## EXERCISE OBJECTIVE
Restate every line of the material, word for word.

start AVAILABLE RECORDS

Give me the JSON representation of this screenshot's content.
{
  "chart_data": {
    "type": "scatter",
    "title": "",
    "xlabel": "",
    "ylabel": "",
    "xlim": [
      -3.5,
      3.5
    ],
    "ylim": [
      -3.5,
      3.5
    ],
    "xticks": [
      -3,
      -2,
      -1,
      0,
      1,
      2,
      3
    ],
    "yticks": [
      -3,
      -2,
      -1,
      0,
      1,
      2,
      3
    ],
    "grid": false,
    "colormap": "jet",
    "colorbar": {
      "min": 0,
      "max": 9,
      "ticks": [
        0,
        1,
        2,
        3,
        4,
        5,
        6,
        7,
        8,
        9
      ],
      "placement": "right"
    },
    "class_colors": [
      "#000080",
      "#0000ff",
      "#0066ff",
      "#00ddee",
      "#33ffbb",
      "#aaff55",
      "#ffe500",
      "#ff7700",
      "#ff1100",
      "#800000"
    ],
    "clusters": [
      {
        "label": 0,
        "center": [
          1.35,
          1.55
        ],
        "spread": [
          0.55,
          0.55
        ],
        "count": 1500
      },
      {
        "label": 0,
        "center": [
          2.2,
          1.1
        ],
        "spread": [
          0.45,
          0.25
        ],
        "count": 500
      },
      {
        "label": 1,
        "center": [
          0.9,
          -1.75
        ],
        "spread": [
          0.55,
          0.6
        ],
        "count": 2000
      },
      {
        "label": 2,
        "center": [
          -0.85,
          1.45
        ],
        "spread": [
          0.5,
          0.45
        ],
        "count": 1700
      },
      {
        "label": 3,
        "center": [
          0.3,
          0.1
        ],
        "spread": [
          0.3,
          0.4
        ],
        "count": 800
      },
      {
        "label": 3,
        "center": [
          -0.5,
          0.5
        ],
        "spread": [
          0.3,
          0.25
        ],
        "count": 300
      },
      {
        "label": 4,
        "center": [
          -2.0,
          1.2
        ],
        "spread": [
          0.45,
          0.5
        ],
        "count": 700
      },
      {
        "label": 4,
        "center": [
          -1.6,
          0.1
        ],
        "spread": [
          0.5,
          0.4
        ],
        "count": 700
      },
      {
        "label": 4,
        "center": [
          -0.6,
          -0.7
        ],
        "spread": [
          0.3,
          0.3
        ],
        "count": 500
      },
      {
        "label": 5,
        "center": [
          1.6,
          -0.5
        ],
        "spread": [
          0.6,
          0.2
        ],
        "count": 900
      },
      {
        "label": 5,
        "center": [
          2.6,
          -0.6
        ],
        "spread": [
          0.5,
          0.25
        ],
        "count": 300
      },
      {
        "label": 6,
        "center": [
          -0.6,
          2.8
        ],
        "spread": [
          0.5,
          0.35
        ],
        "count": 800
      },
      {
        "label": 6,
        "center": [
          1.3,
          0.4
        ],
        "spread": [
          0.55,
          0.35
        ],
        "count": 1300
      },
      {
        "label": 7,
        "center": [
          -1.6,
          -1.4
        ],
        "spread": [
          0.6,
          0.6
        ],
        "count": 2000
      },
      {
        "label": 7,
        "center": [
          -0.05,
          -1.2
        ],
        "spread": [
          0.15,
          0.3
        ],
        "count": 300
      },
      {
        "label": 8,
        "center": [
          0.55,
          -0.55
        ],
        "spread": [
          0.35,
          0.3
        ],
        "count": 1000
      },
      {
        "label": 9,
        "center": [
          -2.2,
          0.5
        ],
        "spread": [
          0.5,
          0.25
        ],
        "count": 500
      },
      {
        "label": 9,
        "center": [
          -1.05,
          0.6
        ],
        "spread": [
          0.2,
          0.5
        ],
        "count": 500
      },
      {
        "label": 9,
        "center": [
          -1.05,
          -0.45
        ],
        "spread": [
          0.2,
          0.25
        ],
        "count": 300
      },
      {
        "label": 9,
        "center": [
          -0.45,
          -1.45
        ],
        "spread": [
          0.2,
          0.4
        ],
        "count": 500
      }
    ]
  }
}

end AVAILABLE RECORDS

## TASK SOLUTION
Give me the JSON representation of this screenshot's content.
{
  "chart_data": {
    "type": "scatter",
    "title": "",
    "xlabel": "",
    "ylabel": "",
    "xlim": [
      -3.5,
      3.5
    ],
    "ylim": [
      -3.5,
      3.5
    ],
    "xticks": [
      -3,
      -2,
      -1,
      0,
      1,
      2,
      3
    ],
    "yticks": [
      -3,
      -2,
      -1,
      0,
      1,
      2,
      3
    ],
    "grid": false,
    "colormap": "jet",
    "colorbar": {
      "min": 0,
      "max": 9,
      "ticks": [
        0,
        1,
        2,
        3,
        4,
        5,
        6,
        7,
        8,
        9
      ],
      "placement": "right"
    },
    "class_colors": [
      "#000080",
      "#0000ff",
      "#0066ff",
      "#00ddee",
      "#33ffbb",
      "#aaff55",
      "#ffe500",
      "#ff7700",
      "#ff1100",
      "#800000"
    ],
    "clusters": [
      {
        "label": 0,
        "center": [
          1.35,
          1.55
        ],
        "spread": [
          0.55,
          0.55
        ],
        "count": 1500
      },
      {
        "label": 0,
        "center": [
          2.2,
          1.1
        ],
        "spread": [
          0.45,
          0.25
        ],
        "count": 500
      },
      {
        "label": 1,
        "center": [
          0.9,
          -1.75
        ],
        "spread": [
          0.55,
          0.6
        ],
        "count": 2000
      },
      {
        "label": 2,
        "center": [
          -0.85,
          1.45
        ],
        "spread": [
          0.5,
          0.45
        ],
        "count": 1700
      },
      {
        "label": 3,
        "center": [
          0.3,
          0.1
        ],
        "spread": [
          0.3,
          0.4
        ],
        "count": 800
      },
      {
        "label": 3,
        "center": [
          -0.5,
          0.5
        ],
        "spread": [
          0.3,
          0.25
        ],
        "count": 300
      },
      {
        "label": 4,
        "center": [
          -2.0,
          1.2
        ],
        "spread": [
          0.45,
          0.5
        ],
        "count": 700
      },
      {
        "label": 4,
        "center": [
          -1.6,
          0.1
        ],
        "spread": [
          0.5,
          0.4
        ],
        "count": 700
      },
      {
        "label": 4,
        "center": [
          -0.6,
          -0.7
        ],
        "spread": [
          0.3,
          0.3
        ],
        "count": 500
      },
      {
        "label": 5,
        "center": [
          1.6,
          -0.5
        ],
        "spread": [
          0.6,
          0.2
        ],
        "count": 900
      },
      {
        "label": 5,
        "center": [
          2.6,
          -0.6
        ],
        "spread": [
          0.5,
          0.25
        ],
        "count": 300
      },
      {
        "label": 6,
        "center": [
          -0.6,
          2.8
        ],
        "spread": [
          0.5,
          0.35
        ],
        "count": 800
      },
      {
        "label": 6,
        "center": [
          1.3,
          0.4
        ],
        "spread": [
          0.55,
          0.35
        ],
        "count": 1300
      },
      {
        "label": 7,
        "center": [
          -1.6,
          -1.4
        ],
        "spread": [
          0.6,
          0.6
        ],
        "count": 2000
      },
      {
        "label": 7,
        "center": [
          -0.05,
          -1.2
        ],
        "spread": [
          0.15,
          0.3
        ],
        "count": 300
      },
      {
        "label": 8,
        "center": [
          0.55,
          -0.55
        ],
        "spread": [
          0.35,
          0.3
        ],
        "count": 1000
      },
      {
        "label": 9,
        "center": [
          -2.2,
          0.5
        ],
        "spread": [
          0.5,
          0.25
        ],
        "count": 500
      },
      {
        "label": 9,
        "center": [
          -1.05,
          0.6
        ],
        "spread": [
          0.2,
          0.5
        ],
        "count": 500
      },
      {
        "label": 9,
        "center": [
          -1.05,
          -0.45
        ],
        "spread": [
          0.2,
          0.25
        ],
        "count": 300
      },
      {
        "label": 9,
        "center": [
          -0.45,
          -1.45
        ],
        "spread": [
          0.2,
          0.4
        ],
        "count": 500
      }
    ]
  }
}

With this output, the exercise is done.